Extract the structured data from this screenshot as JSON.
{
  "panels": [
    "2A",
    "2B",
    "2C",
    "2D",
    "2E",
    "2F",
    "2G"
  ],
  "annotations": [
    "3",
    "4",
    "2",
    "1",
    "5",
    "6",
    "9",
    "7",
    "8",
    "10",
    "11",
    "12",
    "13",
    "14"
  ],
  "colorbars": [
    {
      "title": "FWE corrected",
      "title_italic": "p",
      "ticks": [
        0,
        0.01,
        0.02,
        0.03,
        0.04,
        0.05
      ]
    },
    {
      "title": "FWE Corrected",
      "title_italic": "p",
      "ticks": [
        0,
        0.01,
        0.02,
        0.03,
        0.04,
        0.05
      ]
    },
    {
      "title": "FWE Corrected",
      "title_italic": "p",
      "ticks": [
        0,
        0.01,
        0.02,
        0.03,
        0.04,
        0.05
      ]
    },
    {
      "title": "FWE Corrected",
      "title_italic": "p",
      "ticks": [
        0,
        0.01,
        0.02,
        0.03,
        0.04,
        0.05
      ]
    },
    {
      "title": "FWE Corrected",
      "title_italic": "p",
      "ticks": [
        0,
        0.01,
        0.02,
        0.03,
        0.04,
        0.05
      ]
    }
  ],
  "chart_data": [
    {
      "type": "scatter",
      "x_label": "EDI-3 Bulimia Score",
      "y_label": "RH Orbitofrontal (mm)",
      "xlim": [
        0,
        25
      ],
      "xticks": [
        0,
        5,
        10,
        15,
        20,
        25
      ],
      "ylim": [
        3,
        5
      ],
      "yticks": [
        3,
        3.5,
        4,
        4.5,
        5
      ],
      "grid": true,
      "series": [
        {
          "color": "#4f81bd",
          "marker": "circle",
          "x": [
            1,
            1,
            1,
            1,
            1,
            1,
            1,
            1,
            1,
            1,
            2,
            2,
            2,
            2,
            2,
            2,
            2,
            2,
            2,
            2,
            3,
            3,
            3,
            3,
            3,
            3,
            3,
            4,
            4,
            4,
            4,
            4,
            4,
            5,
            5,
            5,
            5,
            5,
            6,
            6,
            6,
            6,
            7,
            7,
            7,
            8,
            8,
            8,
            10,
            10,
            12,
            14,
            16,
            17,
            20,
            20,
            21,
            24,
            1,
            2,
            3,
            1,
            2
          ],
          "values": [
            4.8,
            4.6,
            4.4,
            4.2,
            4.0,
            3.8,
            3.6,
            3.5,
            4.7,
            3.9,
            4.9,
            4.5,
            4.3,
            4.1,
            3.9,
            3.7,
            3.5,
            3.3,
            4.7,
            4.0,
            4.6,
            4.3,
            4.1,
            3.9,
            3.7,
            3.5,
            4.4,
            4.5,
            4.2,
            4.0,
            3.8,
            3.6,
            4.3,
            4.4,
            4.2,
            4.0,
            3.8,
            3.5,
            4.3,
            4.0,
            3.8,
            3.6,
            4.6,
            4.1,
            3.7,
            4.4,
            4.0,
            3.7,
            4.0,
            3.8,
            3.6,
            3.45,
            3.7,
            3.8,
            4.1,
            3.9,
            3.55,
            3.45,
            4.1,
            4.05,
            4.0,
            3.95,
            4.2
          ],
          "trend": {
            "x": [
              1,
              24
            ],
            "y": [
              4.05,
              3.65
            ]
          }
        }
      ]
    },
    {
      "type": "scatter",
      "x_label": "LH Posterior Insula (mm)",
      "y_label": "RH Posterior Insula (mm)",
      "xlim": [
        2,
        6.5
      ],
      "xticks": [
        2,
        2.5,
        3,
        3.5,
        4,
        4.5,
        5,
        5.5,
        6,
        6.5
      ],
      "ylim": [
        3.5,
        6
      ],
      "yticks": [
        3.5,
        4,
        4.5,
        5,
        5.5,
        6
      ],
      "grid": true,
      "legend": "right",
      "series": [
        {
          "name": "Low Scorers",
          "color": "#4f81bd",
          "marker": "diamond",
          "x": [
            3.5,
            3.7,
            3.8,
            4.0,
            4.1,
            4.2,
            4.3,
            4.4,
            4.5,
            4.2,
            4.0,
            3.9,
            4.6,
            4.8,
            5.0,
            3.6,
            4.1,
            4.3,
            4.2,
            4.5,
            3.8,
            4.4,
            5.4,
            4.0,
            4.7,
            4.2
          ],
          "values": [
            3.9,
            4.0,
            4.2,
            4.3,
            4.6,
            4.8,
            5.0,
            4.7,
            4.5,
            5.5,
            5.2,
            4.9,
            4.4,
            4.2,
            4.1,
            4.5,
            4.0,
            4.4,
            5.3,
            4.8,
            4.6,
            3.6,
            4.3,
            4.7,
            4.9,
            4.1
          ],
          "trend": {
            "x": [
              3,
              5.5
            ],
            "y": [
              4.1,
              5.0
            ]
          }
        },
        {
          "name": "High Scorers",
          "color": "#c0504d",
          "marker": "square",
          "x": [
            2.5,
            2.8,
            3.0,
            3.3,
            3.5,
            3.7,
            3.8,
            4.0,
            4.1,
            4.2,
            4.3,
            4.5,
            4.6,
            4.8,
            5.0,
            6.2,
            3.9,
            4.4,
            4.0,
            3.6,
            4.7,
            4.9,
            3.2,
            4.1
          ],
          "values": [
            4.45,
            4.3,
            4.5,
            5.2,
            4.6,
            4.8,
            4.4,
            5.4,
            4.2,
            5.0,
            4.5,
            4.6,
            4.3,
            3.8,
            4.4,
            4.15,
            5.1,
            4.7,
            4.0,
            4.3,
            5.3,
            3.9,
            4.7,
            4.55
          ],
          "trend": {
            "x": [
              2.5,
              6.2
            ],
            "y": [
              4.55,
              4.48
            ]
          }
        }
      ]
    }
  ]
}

* _Your instructions_
Set all of the records down again, exactly as they stand.

* _Result of the exercise_
Extract the structured data from this screenshot as JSON.
{
  "panels": [
    "2A",
    "2B",
    "2C",
    "2D",
    "2E",
    "2F",
    "2G"
  ],
  "annotations": [
    "3",
    "4",
    "2",
    "1",
    "5",
    "6",
    "9",
    "7",
    "8",
    "10",
    "11",
    "12",
    "13",
    "14"
  ],
  "colorbars": [
    {
      "title": "FWE corrected",
      "title_italic": "p",
      "ticks": [
        0,
        0.01,
        0.02,
        0.03,
        0.04,
        0.05
      ]
    },
    {
      "title": "FWE Corrected",
      "title_italic": "p",
      "ticks": [
        0,
        0.01,
        0.02,
        0.03,
        0.04,
        0.05
      ]
    },
    {
      "title": "FWE Corrected",
      "title_italic": "p",
      "ticks": [
        0,
        0.01,
        0.02,
        0.03,
        0.04,
        0.05
      ]
    },
    {
      "title": "FWE Corrected",
      "title_italic": "p",
      "ticks": [
        0,
        0.01,
        0.02,
        0.03,
        0.04,
        0.05
      ]
    },
    {
      "title": "FWE Corrected",
      "title_italic": "p",
      "ticks": [
        0,
        0.01,
        0.02,
        0.03,
        0.04,
        0.05
      ]
    }
  ],
  "chart_data": [
    {
      "type": "scatter",
      "x_label": "EDI-3 Bulimia Score",
      "y_label": "RH Orbitofrontal (mm)",
      "xlim": [
        0,
        25
      ],
      "xticks": [
        0,
        5,
        10,
        15,
        20,
        25
      ],
      "ylim": [
        3,
        5
      ],
      "yticks": [
        3,
        3.5,
        4,
        4.5,
        5
      ],
      "grid": true,
      "series": [
        {
          "color": "#4f81bd",
          "marker": "circle",
          "x": [
            1,
            1,
            1,
            1,
            1,
            1,
            1,
            1,
            1,
            1,
            2,
            2,
            2,
            2,
            2,
            2,
            2,
            2,
            2,
            2,
            3,
            3,
            3,
            3,
            3,
            3,
            3,
            4,
            4,
            4,
            4,
            4,
            4,
            5,
            5,
            5,
            5,
            5,
            6,
            6,
            6,
            6,
            7,
            7,
            7,
            8,
            8,
            8,
            10,
            10,
            12,
            14,
            16,
            17,
            20,
            20,
            21,
            24,
            1,
            2,
            3,
            1,
            2
          ],
          "values": [
            4.8,
            4.6,
            4.4,
            4.2,
            4.0,
            3.8,
            3.6,
            3.5,
            4.7,
            3.9,
            4.9,
            4.5,
            4.3,
            4.1,
            3.9,
            3.7,
            3.5,
            3.3,
            4.7,
            4.0,
            4.6,
            4.3,
            4.1,
            3.9,
            3.7,
            3.5,
            4.4,
            4.5,
            4.2,
            4.0,
            3.8,
            3.6,
            4.3,
            4.4,
            4.2,
            4.0,
            3.8,
            3.5,
            4.3,
            4.0,
            3.8,
            3.6,
            4.6,
            4.1,
            3.7,
            4.4,
            4.0,
            3.7,
            4.0,
            3.8,
            3.6,
            3.45,
            3.7,
            3.8,
            4.1,
            3.9,
            3.55,
            3.45,
            4.1,
            4.05,
            4.0,
            3.95,
            4.2
          ],
          "trend": {
            "x": [
              1,
              24
            ],
            "y": [
              4.05,
              3.65
            ]
          }
        }
      ]
    },
    {
      "type": "scatter",
      "x_label": "LH Posterior Insula (mm)",
      "y_label": "RH Posterior Insula (mm)",
      "xlim": [
        2,
        6.5
      ],
      "xticks": [
        2,
        2.5,
        3,
        3.5,
        4,
        4.5,
        5,
        5.5,
        6,
        6.5
      ],
      "ylim": [
        3.5,
        6
      ],
      "yticks": [
        3.5,
        4,
        4.5,
        5,
        5.5,
        6
      ],
      "grid": true,
      "legend": "right",
      "series": [
        {
          "name": "Low Scorers",
          "color": "#4f81bd",
          "marker": "diamond",
          "x": [
            3.5,
            3.7,
            3.8,
            4.0,
            4.1,
            4.2,
            4.3,
            4.4,
            4.5,
            4.2,
            4.0,
            3.9,
            4.6,
            4.8,
            5.0,
            3.6,
            4.1,
            4.3,
            4.2,
            4.5,
            3.8,
            4.4,
            5.4,
            4.0,
            4.7,
            4.2
          ],
          "values": [
            3.9,
            4.0,
            4.2,
            4.3,
            4.6,
            4.8,
            5.0,
            4.7,
            4.5,
            5.5,
            5.2,
            4.9,
            4.4,
            4.2,
            4.1,
            4.5,
            4.0,
            4.4,
            5.3,
            4.8,
            4.6,
            3.6,
            4.3,
            4.7,
            4.9,
            4.1
          ],
          "trend": {
            "x": [
              3,
              5.5
            ],
            "y": [
              4.1,
              5.0
            ]
          }
        },
        {
          "name": "High Scorers",
          "color": "#c0504d",
          "marker": "square",
          "x": [
            2.5,
            2.8,
            3.0,
            3.3,
            3.5,
            3.7,
            3.8,
            4.0,
            4.1,
            4.2,
            4.3,
            4.5,
            4.6,
            4.8,
            5.0,
            6.2,
            3.9,
            4.4,
            4.0,
            3.6,
            4.7,
            4.9,
            3.2,
            4.1
          ],
          "values": [
            4.45,
            4.3,
            4.5,
            5.2,
            4.6,
            4.8,
            4.4,
            5.4,
            4.2,
            5.0,
            4.5,
            4.6,
            4.3,
            3.8,
            4.4,
            4.15,
            5.1,
            4.7,
            4.0,
            4.3,
            5.3,
            3.9,
            4.7,
            4.55
          ],
          "trend": {
            "x": [
              2.5,
              6.2
            ],
            "y": [
              4.55,
              4.48
            ]
          }
        }
      ]
    }
  ]
}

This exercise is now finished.